*Given records:*
——
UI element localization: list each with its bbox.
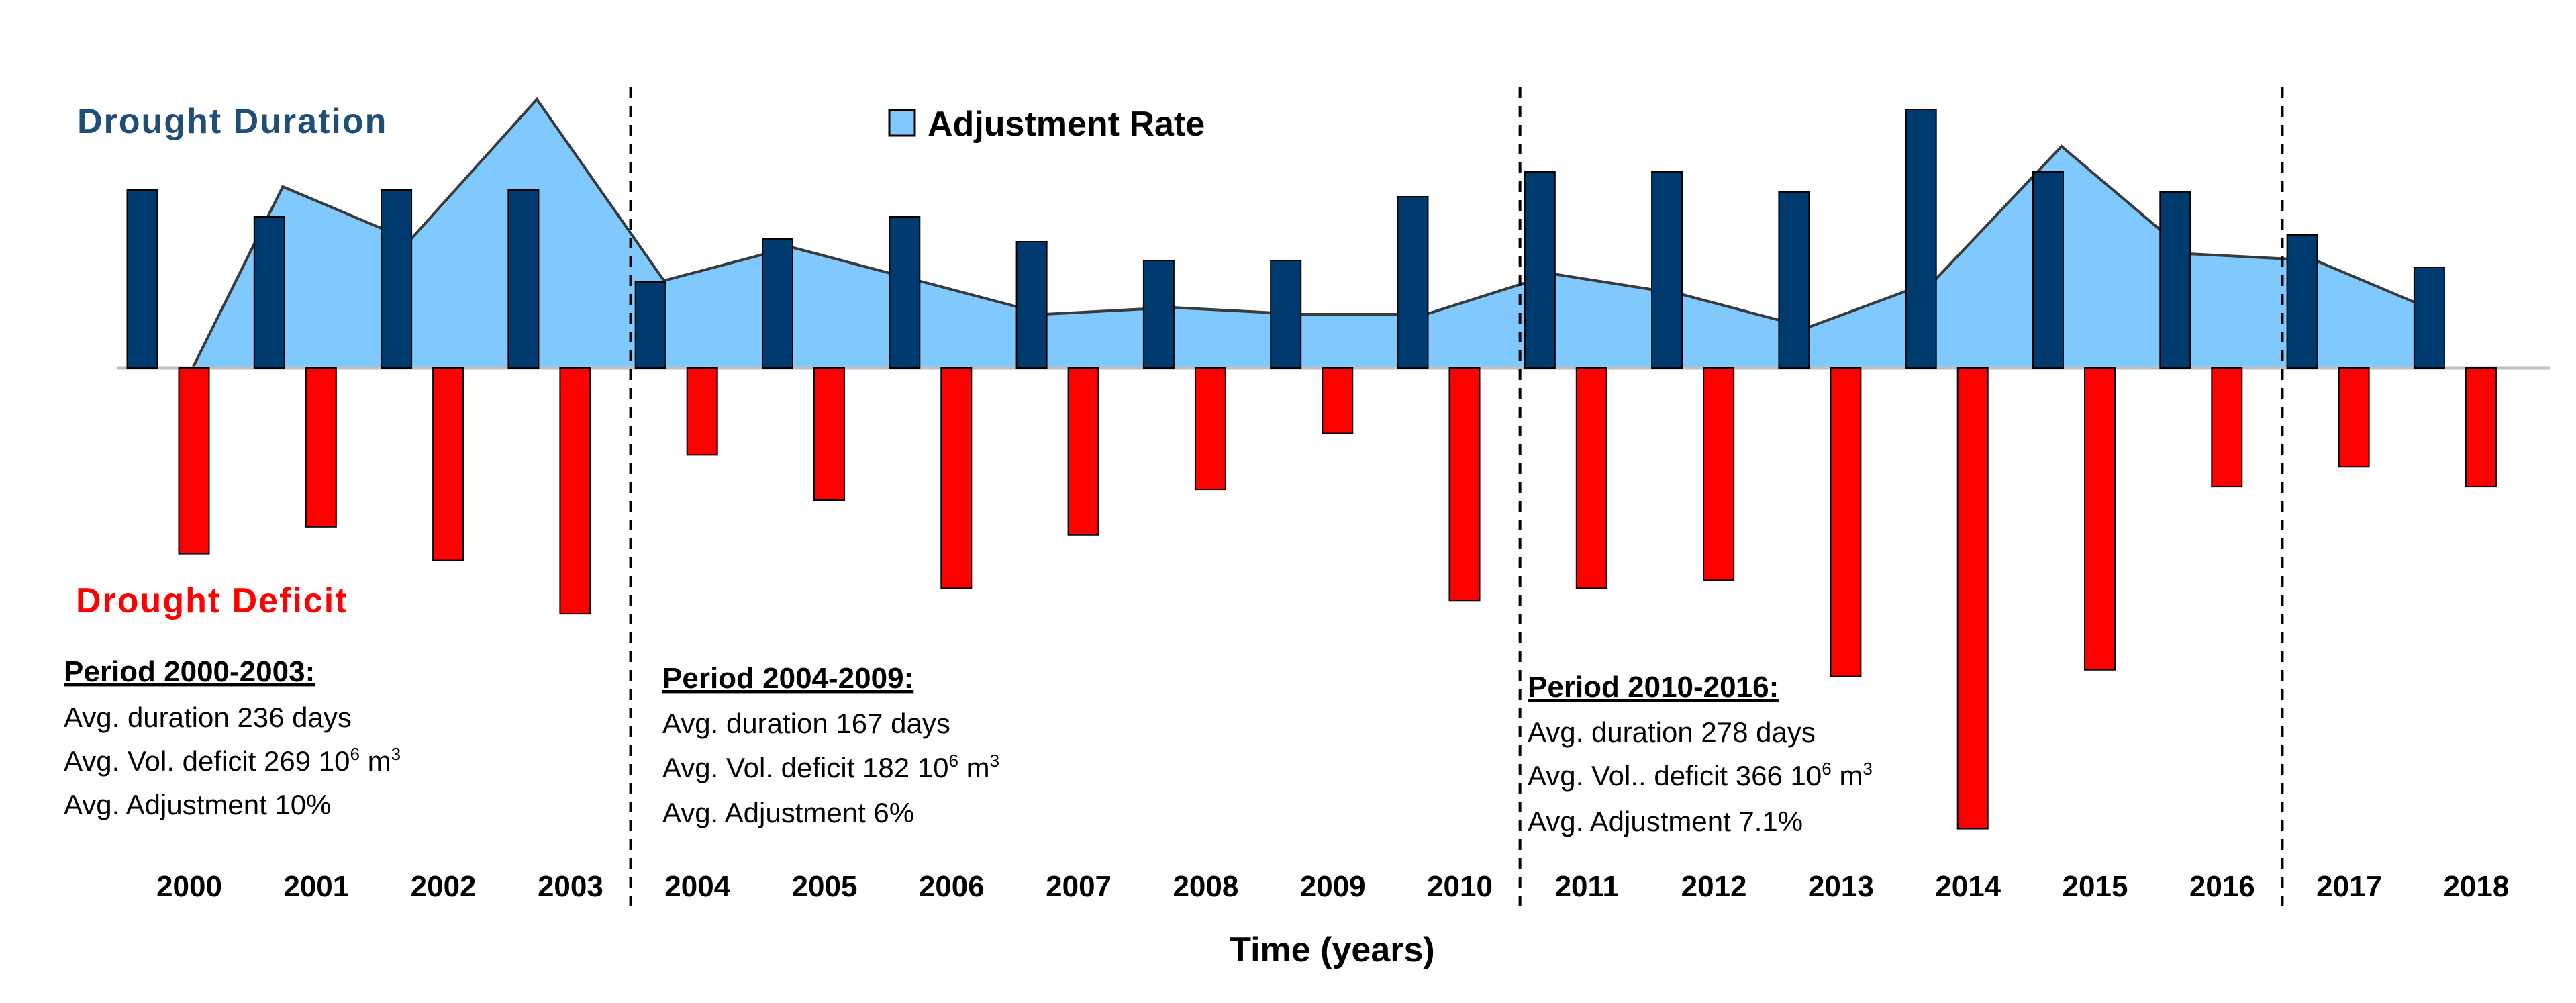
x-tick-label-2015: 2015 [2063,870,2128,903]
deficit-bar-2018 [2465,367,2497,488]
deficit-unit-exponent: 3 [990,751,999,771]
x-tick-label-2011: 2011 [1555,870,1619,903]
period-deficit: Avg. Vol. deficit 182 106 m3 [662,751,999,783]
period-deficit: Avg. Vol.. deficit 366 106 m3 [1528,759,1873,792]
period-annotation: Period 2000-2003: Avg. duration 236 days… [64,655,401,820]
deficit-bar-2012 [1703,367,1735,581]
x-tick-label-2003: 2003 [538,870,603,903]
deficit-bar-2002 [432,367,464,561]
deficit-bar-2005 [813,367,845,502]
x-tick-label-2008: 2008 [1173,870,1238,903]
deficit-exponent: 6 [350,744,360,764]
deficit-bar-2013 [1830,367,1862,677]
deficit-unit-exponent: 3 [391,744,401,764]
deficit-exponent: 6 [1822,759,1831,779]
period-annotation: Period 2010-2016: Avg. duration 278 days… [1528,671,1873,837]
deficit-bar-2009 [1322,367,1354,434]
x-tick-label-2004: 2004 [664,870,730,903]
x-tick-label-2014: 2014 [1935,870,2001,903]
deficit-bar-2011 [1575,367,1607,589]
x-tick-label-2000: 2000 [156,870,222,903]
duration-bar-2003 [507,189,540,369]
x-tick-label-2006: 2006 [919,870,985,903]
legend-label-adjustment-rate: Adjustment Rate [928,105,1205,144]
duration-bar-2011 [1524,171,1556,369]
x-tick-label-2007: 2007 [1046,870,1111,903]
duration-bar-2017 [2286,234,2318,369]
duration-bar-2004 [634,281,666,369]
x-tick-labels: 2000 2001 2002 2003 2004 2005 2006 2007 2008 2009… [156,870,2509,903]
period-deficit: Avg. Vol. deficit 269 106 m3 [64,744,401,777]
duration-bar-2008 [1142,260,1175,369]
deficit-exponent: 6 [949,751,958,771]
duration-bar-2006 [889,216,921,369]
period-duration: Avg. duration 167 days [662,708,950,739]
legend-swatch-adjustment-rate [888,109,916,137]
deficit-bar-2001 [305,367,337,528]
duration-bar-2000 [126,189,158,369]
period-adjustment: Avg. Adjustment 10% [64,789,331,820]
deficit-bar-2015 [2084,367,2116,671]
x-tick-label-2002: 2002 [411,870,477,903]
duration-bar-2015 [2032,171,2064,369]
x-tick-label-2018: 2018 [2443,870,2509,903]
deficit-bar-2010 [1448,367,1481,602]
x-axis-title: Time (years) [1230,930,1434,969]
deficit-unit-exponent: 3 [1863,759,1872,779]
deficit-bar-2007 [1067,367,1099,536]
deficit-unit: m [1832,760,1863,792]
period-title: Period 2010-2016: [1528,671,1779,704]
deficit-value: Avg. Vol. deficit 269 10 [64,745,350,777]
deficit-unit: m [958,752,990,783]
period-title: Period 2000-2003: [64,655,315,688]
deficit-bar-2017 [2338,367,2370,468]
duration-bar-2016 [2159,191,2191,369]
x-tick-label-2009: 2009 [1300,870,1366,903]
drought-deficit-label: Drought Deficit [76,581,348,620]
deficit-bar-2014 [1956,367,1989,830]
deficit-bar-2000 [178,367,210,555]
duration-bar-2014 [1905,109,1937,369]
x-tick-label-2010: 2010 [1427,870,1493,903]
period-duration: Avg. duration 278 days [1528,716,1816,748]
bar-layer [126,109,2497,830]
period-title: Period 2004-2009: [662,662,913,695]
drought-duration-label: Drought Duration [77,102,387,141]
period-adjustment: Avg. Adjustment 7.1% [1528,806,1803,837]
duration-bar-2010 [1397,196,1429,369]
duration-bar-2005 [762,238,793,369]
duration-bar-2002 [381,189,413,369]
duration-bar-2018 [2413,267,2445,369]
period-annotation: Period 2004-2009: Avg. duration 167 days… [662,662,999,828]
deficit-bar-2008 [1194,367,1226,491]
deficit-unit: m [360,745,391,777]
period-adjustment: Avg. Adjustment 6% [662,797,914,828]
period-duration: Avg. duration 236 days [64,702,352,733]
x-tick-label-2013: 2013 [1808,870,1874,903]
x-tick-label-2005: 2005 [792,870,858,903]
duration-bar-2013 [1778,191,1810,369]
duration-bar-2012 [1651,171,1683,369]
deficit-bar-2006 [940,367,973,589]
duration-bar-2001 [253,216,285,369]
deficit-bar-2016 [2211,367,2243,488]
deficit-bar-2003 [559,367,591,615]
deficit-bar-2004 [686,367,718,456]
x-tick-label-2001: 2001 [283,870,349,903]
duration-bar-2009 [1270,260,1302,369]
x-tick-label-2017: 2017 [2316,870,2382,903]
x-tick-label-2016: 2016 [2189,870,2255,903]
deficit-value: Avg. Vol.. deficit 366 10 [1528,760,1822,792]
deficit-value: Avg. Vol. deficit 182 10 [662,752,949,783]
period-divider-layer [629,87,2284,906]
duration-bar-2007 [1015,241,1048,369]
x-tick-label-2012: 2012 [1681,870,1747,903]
——
*To be done:*
Revise every line of the records, replacing each "deficit-bar" with "deficit-column" and leaving everything else unchanged. Leave the pictures out of your answer.

*Result:*
UI element localization: list each with its bbox.
x-tick-label-2015: 2015 [2063,870,2128,903]
deficit-column-2018 [2465,367,2497,488]
deficit-unit-exponent: 3 [990,751,999,771]
x-tick-label-2011: 2011 [1555,870,1619,903]
period-deficit: Avg. Vol. deficit 182 106 m3 [662,751,999,783]
period-deficit: Avg. Vol.. deficit 366 106 m3 [1528,759,1873,792]
period-annotation: Period 2000-2003: Avg. duration 236 days… [64,655,401,820]
deficit-column-2012 [1703,367,1735,581]
x-tick-label-2003: 2003 [538,870,603,903]
deficit-column-2002 [432,367,464,561]
deficit-column-2005 [813,367,845,502]
x-tick-label-2008: 2008 [1173,870,1238,903]
deficit-exponent: 6 [350,744,360,764]
deficit-column-2013 [1830,367,1862,677]
deficit-unit-exponent: 3 [391,744,401,764]
deficit-exponent: 6 [1822,759,1831,779]
period-annotation: Period 2010-2016: Avg. duration 278 days… [1528,671,1873,837]
deficit-column-2009 [1322,367,1354,434]
x-tick-label-2004: 2004 [664,870,730,903]
x-tick-label-2014: 2014 [1935,870,2001,903]
deficit-column-2011 [1575,367,1607,589]
x-tick-label-2000: 2000 [156,870,222,903]
duration-bar-2003 [507,189,540,369]
x-tick-label-2006: 2006 [919,870,985,903]
legend-label-adjustment-rate: Adjustment Rate [928,105,1205,144]
duration-bar-2011 [1524,171,1556,369]
x-tick-label-2007: 2007 [1046,870,1111,903]
duration-bar-2017 [2286,234,2318,369]
duration-bar-2004 [634,281,666,369]
x-tick-labels: 2000 2001 2002 2003 2004 2005 2006 2007 2008 2009… [156,870,2509,903]
period-deficit: Avg. Vol. deficit 269 106 m3 [64,744,401,777]
duration-bar-2008 [1142,260,1175,369]
deficit-exponent: 6 [949,751,958,771]
duration-bar-2006 [889,216,921,369]
period-duration: Avg. duration 167 days [662,708,950,739]
legend-swatch-adjustment-rate [888,109,916,137]
deficit-column-2001 [305,367,337,528]
duration-bar-2000 [126,189,158,369]
period-adjustment: Avg. Adjustment 10% [64,789,331,820]
deficit-column-2015 [2084,367,2116,671]
x-tick-label-2002: 2002 [411,870,477,903]
duration-bar-2015 [2032,171,2064,369]
x-tick-label-2018: 2018 [2443,870,2509,903]
deficit-column-2010 [1448,367,1481,602]
x-axis-title: Time (years) [1230,930,1434,969]
deficit-unit-exponent: 3 [1863,759,1872,779]
deficit-column-2007 [1067,367,1099,536]
deficit-unit: m [1832,760,1863,792]
period-title: Period 2010-2016: [1528,671,1779,704]
deficit-value: Avg. Vol. deficit 269 10 [64,745,350,777]
deficit-unit: m [958,752,990,783]
period-title: Period 2000-2003: [64,655,315,688]
deficit-column-2017 [2338,367,2370,468]
duration-bar-2016 [2159,191,2191,369]
x-tick-label-2009: 2009 [1300,870,1366,903]
drought-deficit-label: Drought Deficit [76,581,348,620]
deficit-column-2014 [1956,367,1989,830]
deficit-column-2000 [178,367,210,555]
duration-bar-2014 [1905,109,1937,369]
x-tick-label-2010: 2010 [1427,870,1493,903]
period-duration: Avg. duration 278 days [1528,716,1816,748]
bar-layer [126,109,2497,830]
period-title: Period 2004-2009: [662,662,913,695]
drought-duration-label: Drought Duration [77,102,387,141]
period-adjustment: Avg. Adjustment 7.1% [1528,806,1803,837]
duration-bar-2010 [1397,196,1429,369]
duration-bar-2005 [762,238,793,369]
duration-bar-2002 [381,189,413,369]
duration-bar-2018 [2413,267,2445,369]
period-annotation: Period 2004-2009: Avg. duration 167 days… [662,662,999,828]
deficit-column-2008 [1194,367,1226,491]
deficit-unit: m [360,745,391,777]
period-adjustment: Avg. Adjustment 6% [662,797,914,828]
period-duration: Avg. duration 236 days [64,702,352,733]
x-tick-label-2013: 2013 [1808,870,1874,903]
x-tick-label-2005: 2005 [792,870,858,903]
duration-bar-2013 [1778,191,1810,369]
duration-bar-2012 [1651,171,1683,369]
deficit-column-2006 [940,367,973,589]
duration-bar-2001 [253,216,285,369]
deficit-column-2016 [2211,367,2243,488]
deficit-column-2003 [559,367,591,615]
deficit-column-2004 [686,367,718,456]
x-tick-label-2001: 2001 [283,870,349,903]
duration-bar-2009 [1270,260,1302,369]
x-tick-label-2017: 2017 [2316,870,2382,903]
x-tick-label-2016: 2016 [2189,870,2255,903]
deficit-value: Avg. Vol.. deficit 366 10 [1528,760,1822,792]
deficit-value: Avg. Vol. deficit 182 10 [662,752,949,783]
period-divider-layer [629,87,2284,906]
duration-bar-2007 [1015,241,1048,369]
x-tick-label-2012: 2012 [1681,870,1747,903]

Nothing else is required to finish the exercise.